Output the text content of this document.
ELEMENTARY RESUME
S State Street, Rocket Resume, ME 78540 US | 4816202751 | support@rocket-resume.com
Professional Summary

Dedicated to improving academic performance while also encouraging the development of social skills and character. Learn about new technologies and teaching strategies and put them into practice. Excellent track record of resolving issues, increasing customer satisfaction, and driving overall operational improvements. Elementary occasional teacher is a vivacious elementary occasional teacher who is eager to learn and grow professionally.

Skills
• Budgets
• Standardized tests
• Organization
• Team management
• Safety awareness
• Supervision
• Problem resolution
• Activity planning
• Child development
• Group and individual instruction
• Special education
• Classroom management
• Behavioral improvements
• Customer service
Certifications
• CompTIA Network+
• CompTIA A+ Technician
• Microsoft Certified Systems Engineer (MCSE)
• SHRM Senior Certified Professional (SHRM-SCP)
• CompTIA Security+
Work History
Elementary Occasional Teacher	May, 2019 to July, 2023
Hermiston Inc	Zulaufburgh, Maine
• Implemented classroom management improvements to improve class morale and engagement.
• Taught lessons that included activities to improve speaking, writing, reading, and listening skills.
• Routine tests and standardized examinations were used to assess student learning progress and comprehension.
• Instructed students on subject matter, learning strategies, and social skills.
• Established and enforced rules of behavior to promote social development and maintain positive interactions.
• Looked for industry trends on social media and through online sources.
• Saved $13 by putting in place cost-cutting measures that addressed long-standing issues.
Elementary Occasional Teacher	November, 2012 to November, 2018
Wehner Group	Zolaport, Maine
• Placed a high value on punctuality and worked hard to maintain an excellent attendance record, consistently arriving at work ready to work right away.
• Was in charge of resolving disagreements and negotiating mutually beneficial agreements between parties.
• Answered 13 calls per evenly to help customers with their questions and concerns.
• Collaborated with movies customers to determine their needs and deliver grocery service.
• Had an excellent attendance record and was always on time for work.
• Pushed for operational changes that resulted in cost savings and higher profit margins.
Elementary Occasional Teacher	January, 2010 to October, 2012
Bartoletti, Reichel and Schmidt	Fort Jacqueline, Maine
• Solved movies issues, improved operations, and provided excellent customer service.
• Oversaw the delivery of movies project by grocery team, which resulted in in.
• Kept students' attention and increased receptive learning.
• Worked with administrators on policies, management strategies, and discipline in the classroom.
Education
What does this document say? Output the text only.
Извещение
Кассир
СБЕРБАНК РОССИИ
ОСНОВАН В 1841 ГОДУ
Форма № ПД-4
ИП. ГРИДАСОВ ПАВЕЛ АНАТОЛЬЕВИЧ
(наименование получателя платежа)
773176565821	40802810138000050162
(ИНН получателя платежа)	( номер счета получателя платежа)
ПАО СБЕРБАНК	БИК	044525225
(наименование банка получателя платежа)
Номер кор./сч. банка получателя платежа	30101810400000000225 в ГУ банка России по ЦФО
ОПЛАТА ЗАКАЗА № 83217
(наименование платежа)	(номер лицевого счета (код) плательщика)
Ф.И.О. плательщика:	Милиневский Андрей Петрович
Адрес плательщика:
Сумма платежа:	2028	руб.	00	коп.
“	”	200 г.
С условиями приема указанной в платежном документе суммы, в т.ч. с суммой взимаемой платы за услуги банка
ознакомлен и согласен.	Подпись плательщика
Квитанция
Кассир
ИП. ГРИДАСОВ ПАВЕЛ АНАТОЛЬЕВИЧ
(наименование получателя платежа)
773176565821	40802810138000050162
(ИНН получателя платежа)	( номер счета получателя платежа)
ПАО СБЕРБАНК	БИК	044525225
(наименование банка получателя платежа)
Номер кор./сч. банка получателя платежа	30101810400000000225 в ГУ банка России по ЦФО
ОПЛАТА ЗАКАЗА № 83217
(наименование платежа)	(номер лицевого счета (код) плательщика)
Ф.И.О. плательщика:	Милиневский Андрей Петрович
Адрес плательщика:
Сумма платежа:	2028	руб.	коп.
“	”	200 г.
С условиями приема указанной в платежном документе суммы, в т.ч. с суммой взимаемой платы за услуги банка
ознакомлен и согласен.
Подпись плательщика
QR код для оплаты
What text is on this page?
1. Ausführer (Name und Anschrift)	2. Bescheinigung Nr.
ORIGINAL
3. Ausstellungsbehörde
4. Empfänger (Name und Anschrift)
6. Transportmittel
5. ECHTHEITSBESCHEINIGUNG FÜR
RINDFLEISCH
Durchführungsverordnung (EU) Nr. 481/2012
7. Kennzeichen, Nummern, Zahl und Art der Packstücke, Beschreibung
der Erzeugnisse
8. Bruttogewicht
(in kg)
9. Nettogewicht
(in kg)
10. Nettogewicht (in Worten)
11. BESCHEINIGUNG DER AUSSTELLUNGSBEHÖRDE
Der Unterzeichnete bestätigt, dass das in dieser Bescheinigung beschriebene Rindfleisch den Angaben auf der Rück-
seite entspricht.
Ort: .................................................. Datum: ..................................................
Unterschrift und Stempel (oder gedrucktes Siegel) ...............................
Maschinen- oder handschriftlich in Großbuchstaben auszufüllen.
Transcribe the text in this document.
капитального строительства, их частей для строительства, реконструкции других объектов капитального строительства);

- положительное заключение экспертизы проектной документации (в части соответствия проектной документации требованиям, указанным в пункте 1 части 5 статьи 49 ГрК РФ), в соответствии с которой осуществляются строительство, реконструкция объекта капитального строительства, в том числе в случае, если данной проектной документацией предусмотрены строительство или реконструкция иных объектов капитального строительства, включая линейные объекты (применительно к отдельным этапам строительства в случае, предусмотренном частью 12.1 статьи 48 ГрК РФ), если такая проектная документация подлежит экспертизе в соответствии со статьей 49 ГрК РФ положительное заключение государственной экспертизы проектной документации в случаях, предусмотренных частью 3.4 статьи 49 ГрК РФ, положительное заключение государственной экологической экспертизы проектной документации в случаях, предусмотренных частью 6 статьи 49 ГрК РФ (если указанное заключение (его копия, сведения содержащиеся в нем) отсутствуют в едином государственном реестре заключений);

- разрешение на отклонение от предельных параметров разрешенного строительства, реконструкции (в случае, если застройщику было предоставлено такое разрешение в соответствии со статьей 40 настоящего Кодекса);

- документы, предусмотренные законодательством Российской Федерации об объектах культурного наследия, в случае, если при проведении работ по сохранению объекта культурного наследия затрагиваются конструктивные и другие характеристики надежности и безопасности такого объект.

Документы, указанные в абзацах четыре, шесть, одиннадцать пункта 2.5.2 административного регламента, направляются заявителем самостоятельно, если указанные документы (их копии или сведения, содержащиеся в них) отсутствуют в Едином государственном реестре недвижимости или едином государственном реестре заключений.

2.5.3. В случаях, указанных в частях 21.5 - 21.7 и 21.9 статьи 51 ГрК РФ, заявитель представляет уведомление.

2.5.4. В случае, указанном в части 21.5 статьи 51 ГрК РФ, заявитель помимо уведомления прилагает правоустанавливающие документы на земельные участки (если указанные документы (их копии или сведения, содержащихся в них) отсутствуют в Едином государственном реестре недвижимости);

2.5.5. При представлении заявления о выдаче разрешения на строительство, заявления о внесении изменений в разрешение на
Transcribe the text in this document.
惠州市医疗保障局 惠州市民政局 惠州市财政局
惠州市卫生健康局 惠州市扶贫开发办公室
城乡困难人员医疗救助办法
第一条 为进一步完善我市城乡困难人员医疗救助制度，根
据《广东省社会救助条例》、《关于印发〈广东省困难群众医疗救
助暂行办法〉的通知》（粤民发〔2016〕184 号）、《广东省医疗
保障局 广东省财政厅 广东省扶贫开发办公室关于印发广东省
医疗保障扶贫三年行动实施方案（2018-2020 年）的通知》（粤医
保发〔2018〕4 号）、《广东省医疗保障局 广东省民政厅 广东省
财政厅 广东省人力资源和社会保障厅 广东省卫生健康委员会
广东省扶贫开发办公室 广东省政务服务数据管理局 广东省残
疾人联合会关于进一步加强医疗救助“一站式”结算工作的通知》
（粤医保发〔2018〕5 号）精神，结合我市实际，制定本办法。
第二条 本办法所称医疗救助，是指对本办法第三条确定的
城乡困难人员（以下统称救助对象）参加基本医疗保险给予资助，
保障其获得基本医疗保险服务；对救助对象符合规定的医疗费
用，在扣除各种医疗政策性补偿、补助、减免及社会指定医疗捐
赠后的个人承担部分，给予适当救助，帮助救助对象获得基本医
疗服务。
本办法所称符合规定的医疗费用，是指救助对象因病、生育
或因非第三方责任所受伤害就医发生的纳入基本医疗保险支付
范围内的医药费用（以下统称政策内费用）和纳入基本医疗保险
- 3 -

----

Job »
Show the lines of the material that contain the word "Anschrift".

Response to this exercise »
1. Ausführer (Name und Anschrift)	2. Bescheinigung Nr.
4. Empfänger (Name und Anschrift)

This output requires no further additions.